AUFGABENSTELLUNG: Gib die Anzahl der Zeilen in den Einträgen unten an, in denen die Zeichenfolge „line“ vorkommt, und nenne dabei nur die Zahl.

:: GEGEBENE ANGABEN

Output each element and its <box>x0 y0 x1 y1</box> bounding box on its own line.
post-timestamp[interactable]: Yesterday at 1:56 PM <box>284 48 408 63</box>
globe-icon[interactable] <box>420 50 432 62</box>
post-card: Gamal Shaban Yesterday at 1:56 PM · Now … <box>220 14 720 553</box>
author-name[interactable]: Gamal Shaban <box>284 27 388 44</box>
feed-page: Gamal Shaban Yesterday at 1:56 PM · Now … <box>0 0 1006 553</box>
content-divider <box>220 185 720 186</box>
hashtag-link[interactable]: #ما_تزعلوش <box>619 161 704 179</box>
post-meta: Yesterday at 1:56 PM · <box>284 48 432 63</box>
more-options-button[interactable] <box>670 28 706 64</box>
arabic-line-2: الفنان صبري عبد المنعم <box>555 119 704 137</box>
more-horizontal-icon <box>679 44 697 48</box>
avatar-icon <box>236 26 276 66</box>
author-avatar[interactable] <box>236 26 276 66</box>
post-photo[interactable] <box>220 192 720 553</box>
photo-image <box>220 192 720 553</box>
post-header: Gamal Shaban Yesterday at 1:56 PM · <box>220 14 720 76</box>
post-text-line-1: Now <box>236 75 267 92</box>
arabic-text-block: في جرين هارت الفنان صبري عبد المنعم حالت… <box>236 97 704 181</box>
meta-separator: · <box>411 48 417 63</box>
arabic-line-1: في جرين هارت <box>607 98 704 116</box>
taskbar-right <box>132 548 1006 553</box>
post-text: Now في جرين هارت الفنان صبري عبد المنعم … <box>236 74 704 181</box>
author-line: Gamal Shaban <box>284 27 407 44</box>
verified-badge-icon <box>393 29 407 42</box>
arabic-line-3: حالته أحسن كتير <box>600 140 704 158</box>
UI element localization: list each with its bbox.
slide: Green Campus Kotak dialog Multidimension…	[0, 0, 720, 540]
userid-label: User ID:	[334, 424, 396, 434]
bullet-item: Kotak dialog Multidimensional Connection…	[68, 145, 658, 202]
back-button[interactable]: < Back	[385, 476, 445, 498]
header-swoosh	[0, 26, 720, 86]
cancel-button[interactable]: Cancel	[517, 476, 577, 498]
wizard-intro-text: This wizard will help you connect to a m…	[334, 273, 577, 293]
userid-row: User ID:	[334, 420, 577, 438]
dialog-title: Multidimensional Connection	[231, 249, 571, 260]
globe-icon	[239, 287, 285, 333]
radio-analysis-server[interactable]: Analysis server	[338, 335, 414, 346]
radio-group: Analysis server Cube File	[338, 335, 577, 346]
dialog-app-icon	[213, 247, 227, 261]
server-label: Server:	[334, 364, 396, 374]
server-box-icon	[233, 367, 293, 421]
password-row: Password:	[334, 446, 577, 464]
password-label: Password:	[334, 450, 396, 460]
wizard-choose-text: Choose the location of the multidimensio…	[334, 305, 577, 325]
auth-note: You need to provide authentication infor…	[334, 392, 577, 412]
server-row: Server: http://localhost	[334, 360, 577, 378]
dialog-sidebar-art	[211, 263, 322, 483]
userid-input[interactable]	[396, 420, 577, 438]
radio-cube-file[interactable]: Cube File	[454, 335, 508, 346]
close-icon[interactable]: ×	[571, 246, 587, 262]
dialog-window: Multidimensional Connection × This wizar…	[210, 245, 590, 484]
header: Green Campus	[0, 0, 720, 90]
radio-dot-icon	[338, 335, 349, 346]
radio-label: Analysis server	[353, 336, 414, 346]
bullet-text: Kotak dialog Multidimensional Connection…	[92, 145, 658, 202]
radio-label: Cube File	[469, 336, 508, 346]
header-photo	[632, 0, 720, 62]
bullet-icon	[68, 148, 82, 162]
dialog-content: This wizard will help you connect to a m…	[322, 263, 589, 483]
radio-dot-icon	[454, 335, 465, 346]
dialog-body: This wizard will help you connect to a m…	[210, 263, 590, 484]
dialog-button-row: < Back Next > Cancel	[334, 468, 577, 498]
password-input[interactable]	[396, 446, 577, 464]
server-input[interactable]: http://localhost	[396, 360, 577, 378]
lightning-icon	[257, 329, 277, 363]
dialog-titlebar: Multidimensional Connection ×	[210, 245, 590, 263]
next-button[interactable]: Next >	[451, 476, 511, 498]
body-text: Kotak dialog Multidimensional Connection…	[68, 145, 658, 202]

::::

LÖSUNG DER AUFGABE: 6